Assignment:
Every record gets copied exactly, and no picture goes with it.
━━━━━━━━
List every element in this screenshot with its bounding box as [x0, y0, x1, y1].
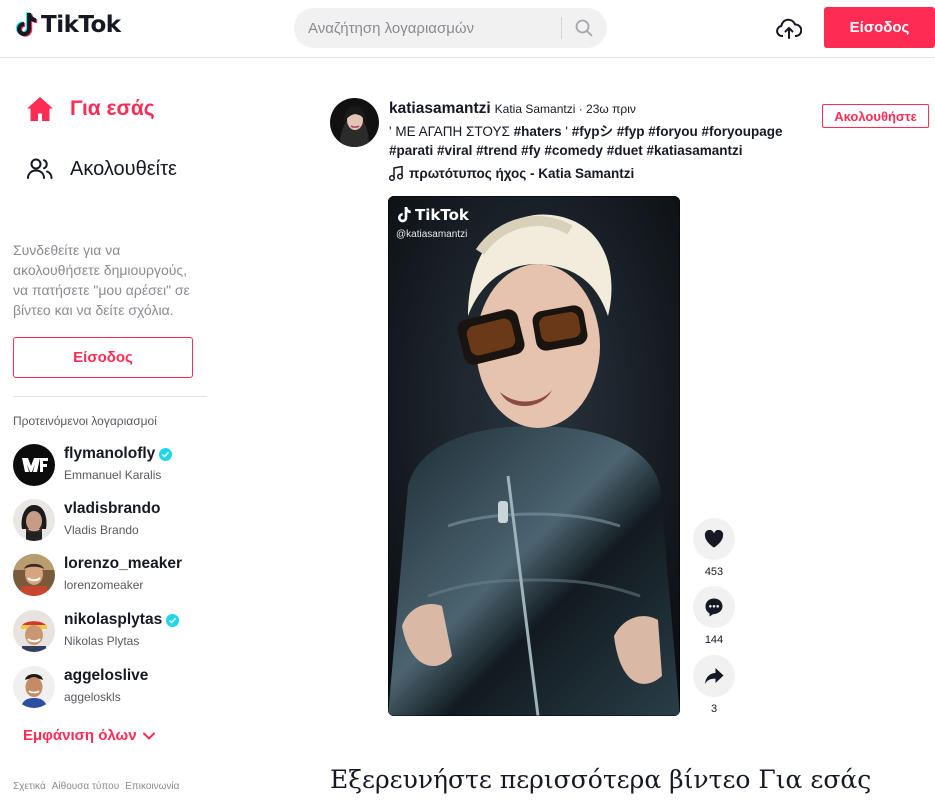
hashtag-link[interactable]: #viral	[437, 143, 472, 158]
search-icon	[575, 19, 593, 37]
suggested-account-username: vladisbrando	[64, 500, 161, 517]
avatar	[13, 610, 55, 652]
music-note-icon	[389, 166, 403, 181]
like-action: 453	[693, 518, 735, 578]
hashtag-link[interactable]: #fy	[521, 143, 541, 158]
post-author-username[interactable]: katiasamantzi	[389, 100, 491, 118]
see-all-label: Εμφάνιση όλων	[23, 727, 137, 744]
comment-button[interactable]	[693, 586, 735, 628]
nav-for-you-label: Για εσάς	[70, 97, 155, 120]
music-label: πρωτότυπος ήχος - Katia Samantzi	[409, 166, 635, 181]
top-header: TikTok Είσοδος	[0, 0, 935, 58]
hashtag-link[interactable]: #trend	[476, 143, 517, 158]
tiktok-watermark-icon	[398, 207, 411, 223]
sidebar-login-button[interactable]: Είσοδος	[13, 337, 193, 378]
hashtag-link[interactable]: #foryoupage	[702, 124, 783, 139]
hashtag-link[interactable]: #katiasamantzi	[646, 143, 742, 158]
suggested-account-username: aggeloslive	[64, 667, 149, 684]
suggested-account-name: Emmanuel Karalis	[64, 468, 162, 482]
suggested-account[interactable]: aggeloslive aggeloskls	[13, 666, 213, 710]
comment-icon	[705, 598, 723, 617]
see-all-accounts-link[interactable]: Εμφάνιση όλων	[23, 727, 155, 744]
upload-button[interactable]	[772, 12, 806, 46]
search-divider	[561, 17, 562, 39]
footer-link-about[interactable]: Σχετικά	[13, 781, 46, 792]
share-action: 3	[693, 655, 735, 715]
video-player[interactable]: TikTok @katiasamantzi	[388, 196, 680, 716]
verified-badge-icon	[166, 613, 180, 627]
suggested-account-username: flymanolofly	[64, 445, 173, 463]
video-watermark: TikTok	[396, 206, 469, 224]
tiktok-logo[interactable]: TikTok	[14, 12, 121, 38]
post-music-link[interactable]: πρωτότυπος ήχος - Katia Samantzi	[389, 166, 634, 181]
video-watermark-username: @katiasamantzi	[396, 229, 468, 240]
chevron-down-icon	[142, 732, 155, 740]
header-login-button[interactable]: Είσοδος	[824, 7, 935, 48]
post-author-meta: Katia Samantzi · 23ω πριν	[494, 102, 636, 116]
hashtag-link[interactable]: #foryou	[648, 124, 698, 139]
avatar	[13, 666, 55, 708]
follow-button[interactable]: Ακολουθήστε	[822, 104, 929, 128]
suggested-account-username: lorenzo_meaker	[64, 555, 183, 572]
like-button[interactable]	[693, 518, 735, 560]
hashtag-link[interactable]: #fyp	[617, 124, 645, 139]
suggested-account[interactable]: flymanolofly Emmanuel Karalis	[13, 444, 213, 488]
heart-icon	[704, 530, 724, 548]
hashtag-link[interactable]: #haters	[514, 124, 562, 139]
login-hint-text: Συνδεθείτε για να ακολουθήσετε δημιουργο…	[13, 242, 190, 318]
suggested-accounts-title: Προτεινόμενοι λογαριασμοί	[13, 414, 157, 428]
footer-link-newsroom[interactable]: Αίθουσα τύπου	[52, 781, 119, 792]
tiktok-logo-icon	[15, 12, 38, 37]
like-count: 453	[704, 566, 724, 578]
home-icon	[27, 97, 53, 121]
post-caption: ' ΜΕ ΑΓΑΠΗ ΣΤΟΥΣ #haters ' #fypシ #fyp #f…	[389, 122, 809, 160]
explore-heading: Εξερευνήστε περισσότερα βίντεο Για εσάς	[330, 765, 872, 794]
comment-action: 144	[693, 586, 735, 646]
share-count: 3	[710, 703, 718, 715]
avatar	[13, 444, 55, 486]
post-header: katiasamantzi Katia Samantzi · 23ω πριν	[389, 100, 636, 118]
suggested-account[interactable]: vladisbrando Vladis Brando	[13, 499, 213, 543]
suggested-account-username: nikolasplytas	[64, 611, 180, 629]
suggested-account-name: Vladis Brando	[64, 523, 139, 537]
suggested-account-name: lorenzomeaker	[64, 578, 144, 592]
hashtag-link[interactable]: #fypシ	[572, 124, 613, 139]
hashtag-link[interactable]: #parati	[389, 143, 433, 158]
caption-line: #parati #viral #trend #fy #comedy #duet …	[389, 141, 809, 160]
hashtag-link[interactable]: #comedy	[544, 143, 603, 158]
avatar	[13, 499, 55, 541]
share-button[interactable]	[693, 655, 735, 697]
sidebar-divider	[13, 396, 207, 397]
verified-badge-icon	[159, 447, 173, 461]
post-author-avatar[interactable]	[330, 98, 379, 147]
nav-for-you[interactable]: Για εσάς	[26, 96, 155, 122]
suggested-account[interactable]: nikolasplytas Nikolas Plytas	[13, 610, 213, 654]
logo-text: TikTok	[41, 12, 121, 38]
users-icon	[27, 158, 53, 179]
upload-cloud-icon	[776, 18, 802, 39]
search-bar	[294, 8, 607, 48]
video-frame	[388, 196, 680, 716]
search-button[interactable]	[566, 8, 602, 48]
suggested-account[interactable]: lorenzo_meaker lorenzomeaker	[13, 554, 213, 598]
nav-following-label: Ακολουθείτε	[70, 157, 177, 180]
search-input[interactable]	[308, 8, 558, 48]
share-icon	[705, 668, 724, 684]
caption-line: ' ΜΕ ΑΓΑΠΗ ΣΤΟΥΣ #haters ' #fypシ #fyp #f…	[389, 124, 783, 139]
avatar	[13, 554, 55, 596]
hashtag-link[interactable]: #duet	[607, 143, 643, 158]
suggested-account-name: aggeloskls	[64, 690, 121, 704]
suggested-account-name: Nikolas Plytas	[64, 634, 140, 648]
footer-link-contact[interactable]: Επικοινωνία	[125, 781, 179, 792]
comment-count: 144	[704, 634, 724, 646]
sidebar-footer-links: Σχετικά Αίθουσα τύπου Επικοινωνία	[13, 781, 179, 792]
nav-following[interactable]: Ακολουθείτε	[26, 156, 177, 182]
━━━━━━━━
Completed exercise:
List every element in this screenshot with its bounding box as [x0, y0, x1, y1].
hashtag-link[interactable]: #viral	[437, 143, 472, 158]
search-icon	[575, 19, 593, 37]
suggested-account-username: vladisbrando	[64, 500, 161, 517]
avatar	[13, 610, 55, 652]
music-note-icon	[389, 166, 403, 181]
like-action: 453	[693, 518, 735, 578]
hashtag-link[interactable]: #fy	[521, 143, 541, 158]
post-author-username[interactable]: katiasamantzi	[389, 100, 491, 118]
see-all-label: Εμφάνιση όλων	[23, 727, 137, 744]
comment-button[interactable]	[693, 586, 735, 628]
nav-for-you-label: Για εσάς	[70, 97, 155, 120]
music-label: πρωτότυπος ήχος - Katia Samantzi	[409, 166, 635, 181]
top-header: TikTok Είσοδος	[0, 0, 935, 58]
hashtag-link[interactable]: #trend	[476, 143, 517, 158]
tiktok-watermark-icon	[398, 207, 411, 223]
sidebar-login-button[interactable]: Είσοδος	[13, 337, 193, 378]
hashtag-link[interactable]: #foryoupage	[702, 124, 783, 139]
hashtag-link[interactable]: #katiasamantzi	[646, 143, 742, 158]
suggested-account-username: aggeloslive	[64, 667, 149, 684]
suggested-account-name: Emmanuel Karalis	[64, 468, 162, 482]
suggested-account[interactable]: aggeloslive aggeloskls	[13, 666, 213, 710]
comment-icon	[705, 598, 723, 617]
see-all-accounts-link[interactable]: Εμφάνιση όλων	[23, 727, 155, 744]
upload-button[interactable]	[772, 12, 806, 46]
search-divider	[561, 17, 562, 39]
footer-link-about[interactable]: Σχετικά	[13, 781, 46, 792]
share-action: 3	[693, 655, 735, 715]
video-player[interactable]: TikTok @katiasamantzi	[388, 196, 680, 716]
verified-badge-icon	[166, 613, 180, 627]
suggested-account-username: flymanolofly	[64, 445, 173, 463]
video-watermark: TikTok	[396, 206, 469, 224]
tiktok-logo[interactable]: TikTok	[14, 12, 121, 38]
post-music-link[interactable]: πρωτότυπος ήχος - Katia Samantzi	[389, 166, 634, 181]
video-watermark-username: @katiasamantzi	[396, 229, 468, 240]
chevron-down-icon	[142, 732, 155, 740]
header-login-button[interactable]: Είσοδος	[824, 7, 935, 48]
post-author-meta: Katia Samantzi · 23ω πριν	[494, 102, 636, 116]
hashtag-link[interactable]: #foryou	[648, 124, 698, 139]
avatar	[13, 666, 55, 708]
follow-button[interactable]: Ακολουθήστε	[822, 104, 929, 128]
suggested-account-username: lorenzo_meaker	[64, 555, 183, 572]
like-button[interactable]	[693, 518, 735, 560]
hashtag-link[interactable]: #fyp	[617, 124, 645, 139]
suggested-account[interactable]: flymanolofly Emmanuel Karalis	[13, 444, 213, 488]
heart-icon	[704, 530, 724, 548]
hashtag-link[interactable]: #haters	[514, 124, 562, 139]
login-hint-text: Συνδεθείτε για να ακολουθήσετε δημιουργο…	[13, 242, 190, 318]
suggested-accounts-title: Προτεινόμενοι λογαριασμοί	[13, 414, 157, 428]
footer-link-newsroom[interactable]: Αίθουσα τύπου	[52, 781, 119, 792]
tiktok-logo-icon	[15, 12, 38, 37]
like-count: 453	[704, 566, 724, 578]
home-icon	[27, 97, 53, 121]
post-caption: ' ΜΕ ΑΓΑΠΗ ΣΤΟΥΣ #haters ' #fypシ #fyp #f…	[389, 122, 809, 160]
explore-heading: Εξερευνήστε περισσότερα βίντεο Για εσάς	[330, 765, 872, 794]
comment-action: 144	[693, 586, 735, 646]
share-count: 3	[710, 703, 718, 715]
avatar	[13, 444, 55, 486]
post-header: katiasamantzi Katia Samantzi · 23ω πριν	[389, 100, 636, 118]
suggested-account[interactable]: vladisbrando Vladis Brando	[13, 499, 213, 543]
suggested-account-username: nikolasplytas	[64, 611, 180, 629]
suggested-account-name: Vladis Brando	[64, 523, 139, 537]
suggested-account-name: lorenzomeaker	[64, 578, 144, 592]
hashtag-link[interactable]: #fypシ	[572, 124, 613, 139]
hashtag-link[interactable]: #parati	[389, 143, 433, 158]
caption-line: #parati #viral #trend #fy #comedy #duet …	[389, 141, 809, 160]
hashtag-link[interactable]: #comedy	[544, 143, 603, 158]
avatar	[13, 499, 55, 541]
share-button[interactable]	[693, 655, 735, 697]
sidebar-divider	[13, 396, 207, 397]
verified-badge-icon	[159, 447, 173, 461]
post-author-avatar[interactable]	[330, 98, 379, 147]
nav-for-you[interactable]: Για εσάς	[26, 96, 155, 122]
suggested-account[interactable]: nikolasplytas Nikolas Plytas	[13, 610, 213, 654]
logo-text: TikTok	[41, 12, 121, 38]
users-icon	[27, 158, 53, 179]
upload-cloud-icon	[776, 18, 802, 39]
search-bar	[294, 8, 607, 48]
video-frame	[388, 196, 680, 716]
search-button[interactable]	[566, 8, 602, 48]
suggested-account[interactable]: lorenzo_meaker lorenzomeaker	[13, 554, 213, 598]
nav-following-label: Ακολουθείτε	[70, 157, 177, 180]
search-input[interactable]	[308, 8, 558, 48]
share-icon	[705, 668, 724, 684]
caption-line: ' ΜΕ ΑΓΑΠΗ ΣΤΟΥΣ #haters ' #fypシ #fyp #f…	[389, 124, 783, 139]
avatar	[13, 554, 55, 596]
hashtag-link[interactable]: #duet	[607, 143, 643, 158]
suggested-account-name: aggeloskls	[64, 690, 121, 704]
suggested-account-name: Nikolas Plytas	[64, 634, 140, 648]
footer-link-contact[interactable]: Επικοινωνία	[125, 781, 179, 792]
comment-count: 144	[704, 634, 724, 646]
sidebar-footer-links: Σχετικά Αίθουσα τύπου Επικοινωνία	[13, 781, 179, 792]
nav-following[interactable]: Ακολουθείτε	[26, 156, 177, 182]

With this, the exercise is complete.